## Problem:
Without omitting anything, return the records precisely as given.

Records contained in a dataset
* * * * * * *
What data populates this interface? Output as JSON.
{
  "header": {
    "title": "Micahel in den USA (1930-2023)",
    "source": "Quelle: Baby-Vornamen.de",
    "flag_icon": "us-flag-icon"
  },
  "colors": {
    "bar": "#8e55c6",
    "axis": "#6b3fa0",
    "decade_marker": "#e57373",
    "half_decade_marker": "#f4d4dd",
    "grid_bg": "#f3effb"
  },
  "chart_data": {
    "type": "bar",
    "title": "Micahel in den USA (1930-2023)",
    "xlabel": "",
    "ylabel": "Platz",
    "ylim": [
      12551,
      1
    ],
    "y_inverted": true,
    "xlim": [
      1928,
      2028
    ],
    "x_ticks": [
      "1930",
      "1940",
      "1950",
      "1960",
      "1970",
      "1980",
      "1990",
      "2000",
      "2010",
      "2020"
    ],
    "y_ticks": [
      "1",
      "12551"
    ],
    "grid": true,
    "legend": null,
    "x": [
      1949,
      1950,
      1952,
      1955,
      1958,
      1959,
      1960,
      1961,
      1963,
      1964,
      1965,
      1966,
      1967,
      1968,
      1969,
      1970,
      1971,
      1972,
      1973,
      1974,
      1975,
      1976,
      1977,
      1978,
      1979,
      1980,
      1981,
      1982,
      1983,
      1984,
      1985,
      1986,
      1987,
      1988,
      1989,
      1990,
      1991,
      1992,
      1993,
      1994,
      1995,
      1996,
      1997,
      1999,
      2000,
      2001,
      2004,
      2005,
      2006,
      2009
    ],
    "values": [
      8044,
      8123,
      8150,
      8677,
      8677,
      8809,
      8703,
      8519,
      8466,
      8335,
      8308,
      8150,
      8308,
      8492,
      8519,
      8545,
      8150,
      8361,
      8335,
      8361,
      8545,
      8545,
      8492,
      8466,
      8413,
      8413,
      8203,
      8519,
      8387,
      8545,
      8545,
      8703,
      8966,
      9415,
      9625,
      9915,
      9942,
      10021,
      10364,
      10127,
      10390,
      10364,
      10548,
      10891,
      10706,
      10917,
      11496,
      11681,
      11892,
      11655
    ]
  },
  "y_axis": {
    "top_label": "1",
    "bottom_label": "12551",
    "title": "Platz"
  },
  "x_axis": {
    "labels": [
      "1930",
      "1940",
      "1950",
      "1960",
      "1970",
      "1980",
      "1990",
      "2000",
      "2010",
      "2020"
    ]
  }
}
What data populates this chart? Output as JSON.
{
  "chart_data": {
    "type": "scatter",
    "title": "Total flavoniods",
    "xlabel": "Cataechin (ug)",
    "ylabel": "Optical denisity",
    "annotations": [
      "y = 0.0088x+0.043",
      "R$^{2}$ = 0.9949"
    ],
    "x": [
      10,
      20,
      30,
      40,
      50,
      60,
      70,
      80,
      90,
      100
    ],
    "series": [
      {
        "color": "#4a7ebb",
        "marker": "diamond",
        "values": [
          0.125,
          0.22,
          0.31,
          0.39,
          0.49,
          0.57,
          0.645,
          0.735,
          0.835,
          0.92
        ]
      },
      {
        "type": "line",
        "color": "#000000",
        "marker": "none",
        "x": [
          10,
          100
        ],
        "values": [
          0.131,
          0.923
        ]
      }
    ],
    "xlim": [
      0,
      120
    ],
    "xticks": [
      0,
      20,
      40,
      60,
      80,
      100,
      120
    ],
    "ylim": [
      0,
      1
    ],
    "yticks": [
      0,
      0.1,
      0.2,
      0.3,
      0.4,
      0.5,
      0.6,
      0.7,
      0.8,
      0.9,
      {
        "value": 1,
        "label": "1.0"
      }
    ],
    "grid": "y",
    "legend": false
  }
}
* * * * * * *
## Full response:
What data populates this interface? Output as JSON.
{
  "header": {
    "title": "Micahel in den USA (1930-2023)",
    "source": "Quelle: Baby-Vornamen.de",
    "flag_icon": "us-flag-icon"
  },
  "colors": {
    "bar": "#8e55c6",
    "axis": "#6b3fa0",
    "decade_marker": "#e57373",
    "half_decade_marker": "#f4d4dd",
    "grid_bg": "#f3effb"
  },
  "chart_data": {
    "type": "bar",
    "title": "Micahel in den USA (1930-2023)",
    "xlabel": "",
    "ylabel": "Platz",
    "ylim": [
      12551,
      1
    ],
    "y_inverted": true,
    "xlim": [
      1928,
      2028
    ],
    "x_ticks": [
      "1930",
      "1940",
      "1950",
      "1960",
      "1970",
      "1980",
      "1990",
      "2000",
      "2010",
      "2020"
    ],
    "y_ticks": [
      "1",
      "12551"
    ],
    "grid": true,
    "legend": null,
    "x": [
      1949,
      1950,
      1952,
      1955,
      1958,
      1959,
      1960,
      1961,
      1963,
      1964,
      1965,
      1966,
      1967,
      1968,
      1969,
      1970,
      1971,
      1972,
      1973,
      1974,
      1975,
      1976,
      1977,
      1978,
      1979,
      1980,
      1981,
      1982,
      1983,
      1984,
      1985,
      1986,
      1987,
      1988,
      1989,
      1990,
      1991,
      1992,
      1993,
      1994,
      1995,
      1996,
      1997,
      1999,
      2000,
      2001,
      2004,
      2005,
      2006,
      2009
    ],
    "values": [
      8044,
      8123,
      8150,
      8677,
      8677,
      8809,
      8703,
      8519,
      8466,
      8335,
      8308,
      8150,
      8308,
      8492,
      8519,
      8545,
      8150,
      8361,
      8335,
      8361,
      8545,
      8545,
      8492,
      8466,
      8413,
      8413,
      8203,
      8519,
      8387,
      8545,
      8545,
      8703,
      8966,
      9415,
      9625,
      9915,
      9942,
      10021,
      10364,
      10127,
      10390,
      10364,
      10548,
      10891,
      10706,
      10917,
      11496,
      11681,
      11892,
      11655
    ]
  },
  "y_axis": {
    "top_label": "1",
    "bottom_label": "12551",
    "title": "Platz"
  },
  "x_axis": {
    "labels": [
      "1930",
      "1940",
      "1950",
      "1960",
      "1970",
      "1980",
      "1990",
      "2000",
      "2010",
      "2020"
    ]
  }
}
What data populates this chart? Output as JSON.
{
  "chart_data": {
    "type": "scatter",
    "title": "Total flavoniods",
    "xlabel": "Cataechin (ug)",
    "ylabel": "Optical denisity",
    "annotations": [
      "y = 0.0088x+0.043",
      "R$^{2}$ = 0.9949"
    ],
    "x": [
      10,
      20,
      30,
      40,
      50,
      60,
      70,
      80,
      90,
      100
    ],
    "series": [
      {
        "color": "#4a7ebb",
        "marker": "diamond",
        "values": [
          0.125,
          0.22,
          0.31,
          0.39,
          0.49,
          0.57,
          0.645,
          0.735,
          0.835,
          0.92
        ]
      },
      {
        "type": "line",
        "color": "#000000",
        "marker": "none",
        "x": [
          10,
          100
        ],
        "values": [
          0.131,
          0.923
        ]
      }
    ],
    "xlim": [
      0,
      120
    ],
    "xticks": [
      0,
      20,
      40,
      60,
      80,
      100,
      120
    ],
    "ylim": [
      0,
      1
    ],
    "yticks": [
      0,
      0.1,
      0.2,
      0.3,
      0.4,
      0.5,
      0.6,
      0.7,
      0.8,
      0.9,
      {
        "value": 1,
        "label": "1.0"
      }
    ],
    "grid": "y",
    "legend": false
  }
}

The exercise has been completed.